▶ _Work required_: Filter the listing and keep only the lines with the word "this".
***** Dataset excerpts *****
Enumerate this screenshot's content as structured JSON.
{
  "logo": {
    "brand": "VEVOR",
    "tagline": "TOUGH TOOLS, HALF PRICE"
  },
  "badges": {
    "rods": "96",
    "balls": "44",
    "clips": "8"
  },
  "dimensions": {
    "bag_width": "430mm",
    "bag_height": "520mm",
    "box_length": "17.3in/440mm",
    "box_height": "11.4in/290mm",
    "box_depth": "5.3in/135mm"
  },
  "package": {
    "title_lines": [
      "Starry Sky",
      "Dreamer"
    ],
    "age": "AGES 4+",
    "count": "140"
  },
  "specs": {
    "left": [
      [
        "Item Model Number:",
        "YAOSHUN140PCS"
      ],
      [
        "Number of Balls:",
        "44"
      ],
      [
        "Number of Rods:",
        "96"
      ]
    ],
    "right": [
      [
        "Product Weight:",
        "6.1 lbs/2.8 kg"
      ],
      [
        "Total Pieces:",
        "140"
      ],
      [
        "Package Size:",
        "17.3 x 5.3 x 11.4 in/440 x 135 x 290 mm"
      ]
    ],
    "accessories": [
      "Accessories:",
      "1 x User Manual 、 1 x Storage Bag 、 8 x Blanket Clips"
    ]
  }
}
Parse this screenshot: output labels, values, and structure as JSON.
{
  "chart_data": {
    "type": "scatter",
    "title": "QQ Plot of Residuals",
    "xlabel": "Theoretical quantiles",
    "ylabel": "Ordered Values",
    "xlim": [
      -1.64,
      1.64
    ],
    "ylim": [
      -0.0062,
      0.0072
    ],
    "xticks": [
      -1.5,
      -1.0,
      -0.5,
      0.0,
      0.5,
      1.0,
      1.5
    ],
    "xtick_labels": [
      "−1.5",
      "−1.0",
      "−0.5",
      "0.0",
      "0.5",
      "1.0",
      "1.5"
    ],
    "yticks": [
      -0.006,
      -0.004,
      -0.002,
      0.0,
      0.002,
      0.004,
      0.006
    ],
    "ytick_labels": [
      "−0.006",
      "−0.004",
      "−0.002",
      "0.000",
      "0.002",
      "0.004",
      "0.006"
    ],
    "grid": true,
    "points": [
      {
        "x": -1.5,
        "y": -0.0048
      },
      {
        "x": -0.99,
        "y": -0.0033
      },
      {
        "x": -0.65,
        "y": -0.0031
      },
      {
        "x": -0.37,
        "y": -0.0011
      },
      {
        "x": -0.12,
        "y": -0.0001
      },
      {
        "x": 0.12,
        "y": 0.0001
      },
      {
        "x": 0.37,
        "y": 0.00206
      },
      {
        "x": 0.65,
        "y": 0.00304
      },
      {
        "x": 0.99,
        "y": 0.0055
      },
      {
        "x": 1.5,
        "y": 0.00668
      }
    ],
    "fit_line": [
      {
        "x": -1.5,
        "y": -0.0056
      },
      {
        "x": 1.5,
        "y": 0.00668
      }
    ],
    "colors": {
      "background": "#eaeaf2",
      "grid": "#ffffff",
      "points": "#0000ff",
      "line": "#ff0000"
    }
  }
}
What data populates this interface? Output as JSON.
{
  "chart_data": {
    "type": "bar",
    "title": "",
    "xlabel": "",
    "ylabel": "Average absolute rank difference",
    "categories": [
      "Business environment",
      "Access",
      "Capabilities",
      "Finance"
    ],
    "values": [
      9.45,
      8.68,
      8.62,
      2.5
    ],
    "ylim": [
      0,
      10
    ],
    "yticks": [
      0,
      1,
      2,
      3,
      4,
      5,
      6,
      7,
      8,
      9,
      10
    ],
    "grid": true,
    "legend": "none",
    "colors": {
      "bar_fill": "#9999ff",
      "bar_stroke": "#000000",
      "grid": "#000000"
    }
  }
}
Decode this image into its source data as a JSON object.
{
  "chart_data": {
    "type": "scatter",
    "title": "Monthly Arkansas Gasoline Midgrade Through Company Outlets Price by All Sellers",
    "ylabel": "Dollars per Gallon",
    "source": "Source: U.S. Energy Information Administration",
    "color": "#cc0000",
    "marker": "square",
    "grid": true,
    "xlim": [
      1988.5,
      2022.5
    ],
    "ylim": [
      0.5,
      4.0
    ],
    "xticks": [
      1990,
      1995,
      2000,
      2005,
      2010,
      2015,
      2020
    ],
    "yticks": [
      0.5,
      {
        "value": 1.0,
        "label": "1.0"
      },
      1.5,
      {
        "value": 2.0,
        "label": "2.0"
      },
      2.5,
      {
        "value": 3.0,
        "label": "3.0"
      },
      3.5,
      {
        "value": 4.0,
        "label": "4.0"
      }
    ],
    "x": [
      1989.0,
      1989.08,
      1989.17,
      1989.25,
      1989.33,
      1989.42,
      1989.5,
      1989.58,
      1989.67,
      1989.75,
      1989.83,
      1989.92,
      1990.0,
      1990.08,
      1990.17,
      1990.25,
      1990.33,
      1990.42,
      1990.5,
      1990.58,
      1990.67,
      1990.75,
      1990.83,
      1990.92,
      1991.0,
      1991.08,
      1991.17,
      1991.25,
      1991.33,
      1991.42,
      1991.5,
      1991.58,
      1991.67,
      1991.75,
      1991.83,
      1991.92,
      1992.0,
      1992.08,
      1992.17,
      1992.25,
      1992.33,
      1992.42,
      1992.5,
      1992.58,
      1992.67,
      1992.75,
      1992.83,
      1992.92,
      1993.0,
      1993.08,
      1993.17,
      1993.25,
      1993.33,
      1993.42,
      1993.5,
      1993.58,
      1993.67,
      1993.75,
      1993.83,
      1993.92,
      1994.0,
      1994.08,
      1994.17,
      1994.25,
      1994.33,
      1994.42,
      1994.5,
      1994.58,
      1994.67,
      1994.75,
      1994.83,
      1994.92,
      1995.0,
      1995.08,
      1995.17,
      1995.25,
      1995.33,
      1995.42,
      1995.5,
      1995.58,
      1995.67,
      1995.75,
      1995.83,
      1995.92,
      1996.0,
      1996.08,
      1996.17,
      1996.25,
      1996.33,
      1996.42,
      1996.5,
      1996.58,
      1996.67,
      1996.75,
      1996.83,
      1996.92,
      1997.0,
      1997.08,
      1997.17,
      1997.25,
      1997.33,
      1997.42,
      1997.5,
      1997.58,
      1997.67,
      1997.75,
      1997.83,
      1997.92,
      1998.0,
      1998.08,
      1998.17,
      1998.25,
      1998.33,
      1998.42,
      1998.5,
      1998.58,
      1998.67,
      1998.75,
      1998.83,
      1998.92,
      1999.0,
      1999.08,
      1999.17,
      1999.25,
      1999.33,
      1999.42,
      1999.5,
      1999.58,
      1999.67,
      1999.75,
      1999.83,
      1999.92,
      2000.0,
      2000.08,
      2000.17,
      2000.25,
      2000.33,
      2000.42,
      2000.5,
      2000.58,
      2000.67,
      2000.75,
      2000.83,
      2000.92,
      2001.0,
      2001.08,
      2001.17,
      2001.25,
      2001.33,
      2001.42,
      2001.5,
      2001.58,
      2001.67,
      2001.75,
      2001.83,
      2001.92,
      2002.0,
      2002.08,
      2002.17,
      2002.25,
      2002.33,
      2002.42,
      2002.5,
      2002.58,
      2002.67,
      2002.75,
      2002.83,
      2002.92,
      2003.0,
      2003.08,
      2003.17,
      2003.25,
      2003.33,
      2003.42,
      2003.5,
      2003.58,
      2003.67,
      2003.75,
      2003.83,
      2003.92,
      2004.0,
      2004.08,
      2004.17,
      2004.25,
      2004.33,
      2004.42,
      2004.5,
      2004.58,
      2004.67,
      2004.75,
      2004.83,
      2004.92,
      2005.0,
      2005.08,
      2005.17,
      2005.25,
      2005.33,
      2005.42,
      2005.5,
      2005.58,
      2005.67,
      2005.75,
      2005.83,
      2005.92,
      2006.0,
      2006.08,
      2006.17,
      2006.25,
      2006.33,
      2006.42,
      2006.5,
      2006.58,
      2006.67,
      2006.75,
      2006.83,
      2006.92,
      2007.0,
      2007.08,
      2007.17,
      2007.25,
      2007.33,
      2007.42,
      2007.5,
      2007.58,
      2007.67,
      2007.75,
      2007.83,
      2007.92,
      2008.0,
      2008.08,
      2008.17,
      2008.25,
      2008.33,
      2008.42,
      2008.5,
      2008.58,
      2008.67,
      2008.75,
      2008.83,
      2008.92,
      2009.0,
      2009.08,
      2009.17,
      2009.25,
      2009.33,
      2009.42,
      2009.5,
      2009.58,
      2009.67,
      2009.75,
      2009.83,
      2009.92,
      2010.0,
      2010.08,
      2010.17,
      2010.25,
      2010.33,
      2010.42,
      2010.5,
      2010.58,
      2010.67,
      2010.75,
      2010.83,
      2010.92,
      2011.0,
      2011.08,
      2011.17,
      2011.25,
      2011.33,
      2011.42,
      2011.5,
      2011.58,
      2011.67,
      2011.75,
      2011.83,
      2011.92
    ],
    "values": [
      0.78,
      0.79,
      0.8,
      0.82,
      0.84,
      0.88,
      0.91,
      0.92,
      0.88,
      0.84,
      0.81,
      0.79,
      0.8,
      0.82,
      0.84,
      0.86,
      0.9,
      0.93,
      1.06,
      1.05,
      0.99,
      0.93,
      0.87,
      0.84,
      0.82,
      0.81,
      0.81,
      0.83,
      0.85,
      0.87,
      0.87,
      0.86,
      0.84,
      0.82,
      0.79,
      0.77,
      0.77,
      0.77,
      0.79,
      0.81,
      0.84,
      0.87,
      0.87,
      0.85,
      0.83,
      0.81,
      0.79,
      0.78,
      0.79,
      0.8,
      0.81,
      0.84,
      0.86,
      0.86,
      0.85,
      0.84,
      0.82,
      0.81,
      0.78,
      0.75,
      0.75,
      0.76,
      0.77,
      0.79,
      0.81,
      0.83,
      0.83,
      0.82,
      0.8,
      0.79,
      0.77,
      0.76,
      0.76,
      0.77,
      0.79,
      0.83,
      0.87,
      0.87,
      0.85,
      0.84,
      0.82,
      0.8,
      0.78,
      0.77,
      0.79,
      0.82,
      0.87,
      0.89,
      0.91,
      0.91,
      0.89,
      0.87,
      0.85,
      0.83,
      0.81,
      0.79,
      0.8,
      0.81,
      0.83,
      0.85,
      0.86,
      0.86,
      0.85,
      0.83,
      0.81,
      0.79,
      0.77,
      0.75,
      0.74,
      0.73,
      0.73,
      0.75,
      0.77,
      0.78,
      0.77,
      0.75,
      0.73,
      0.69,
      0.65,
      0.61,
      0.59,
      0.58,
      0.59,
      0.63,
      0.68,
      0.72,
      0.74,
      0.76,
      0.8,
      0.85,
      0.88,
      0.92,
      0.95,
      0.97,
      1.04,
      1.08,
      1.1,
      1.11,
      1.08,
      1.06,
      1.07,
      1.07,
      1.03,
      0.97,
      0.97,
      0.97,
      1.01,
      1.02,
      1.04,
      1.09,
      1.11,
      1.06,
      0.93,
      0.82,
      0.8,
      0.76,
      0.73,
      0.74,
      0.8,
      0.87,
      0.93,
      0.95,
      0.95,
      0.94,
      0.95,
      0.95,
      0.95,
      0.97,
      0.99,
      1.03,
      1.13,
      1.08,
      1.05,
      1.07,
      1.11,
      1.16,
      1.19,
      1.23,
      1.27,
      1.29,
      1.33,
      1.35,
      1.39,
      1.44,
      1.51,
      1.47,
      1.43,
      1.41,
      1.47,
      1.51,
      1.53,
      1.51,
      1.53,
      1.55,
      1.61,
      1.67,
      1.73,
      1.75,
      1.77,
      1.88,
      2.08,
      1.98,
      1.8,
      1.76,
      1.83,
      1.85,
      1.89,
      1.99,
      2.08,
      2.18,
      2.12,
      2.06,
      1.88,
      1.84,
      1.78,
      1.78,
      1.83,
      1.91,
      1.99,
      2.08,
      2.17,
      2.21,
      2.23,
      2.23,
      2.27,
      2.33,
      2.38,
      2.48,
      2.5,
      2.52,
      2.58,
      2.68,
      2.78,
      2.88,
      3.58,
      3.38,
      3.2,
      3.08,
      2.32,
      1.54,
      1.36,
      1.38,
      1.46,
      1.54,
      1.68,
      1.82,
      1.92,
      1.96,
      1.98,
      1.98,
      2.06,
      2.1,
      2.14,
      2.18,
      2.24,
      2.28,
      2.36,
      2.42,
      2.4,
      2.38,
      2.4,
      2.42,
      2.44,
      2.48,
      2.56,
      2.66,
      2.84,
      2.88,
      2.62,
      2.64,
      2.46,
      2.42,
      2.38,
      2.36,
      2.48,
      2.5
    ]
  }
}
*****
▶ _The output_:
Enumerate this screenshot's content as structured JSON.
Parse this screenshot: output labels, values, and structure as JSON.
What data populates this interface? Output as JSON.
Decode this image into its source data as a JSON object.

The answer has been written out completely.